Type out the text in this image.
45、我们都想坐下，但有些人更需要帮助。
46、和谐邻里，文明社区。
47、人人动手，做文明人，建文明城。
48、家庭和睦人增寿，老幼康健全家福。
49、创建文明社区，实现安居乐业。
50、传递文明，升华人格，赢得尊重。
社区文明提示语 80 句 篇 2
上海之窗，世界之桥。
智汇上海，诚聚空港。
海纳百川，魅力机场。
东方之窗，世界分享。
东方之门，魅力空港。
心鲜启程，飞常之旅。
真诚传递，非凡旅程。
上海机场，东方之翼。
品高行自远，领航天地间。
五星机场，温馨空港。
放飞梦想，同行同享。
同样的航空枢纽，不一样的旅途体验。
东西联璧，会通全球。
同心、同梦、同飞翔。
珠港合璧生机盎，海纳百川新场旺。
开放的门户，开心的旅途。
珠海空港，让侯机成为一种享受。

• _CHALLENGE_
Set down every record above exactly as given.

• _EXERCISE ANSWER_
Type out the text in this image.
45、我们都想坐下，但有些人更需要帮助。
46、和谐邻里，文明社区。
47、人人动手，做文明人，建文明城。
48、家庭和睦人增寿，老幼康健全家福。
49、创建文明社区，实现安居乐业。
50、传递文明，升华人格，赢得尊重。
社区文明提示语 80 句 篇 2
上海之窗，世界之桥。
智汇上海，诚聚空港。
海纳百川，魅力机场。
东方之窗，世界分享。
东方之门，魅力空港。
心鲜启程，飞常之旅。
真诚传递，非凡旅程。
上海机场，东方之翼。
品高行自远，领航天地间。
五星机场，温馨空港。
放飞梦想，同行同享。
同样的航空枢纽，不一样的旅途体验。
东西联璧，会通全球。
同心、同梦、同飞翔。
珠港合璧生机盎，海纳百川新场旺。
开放的门户，开心的旅途。
珠海空港，让侯机成为一种享受。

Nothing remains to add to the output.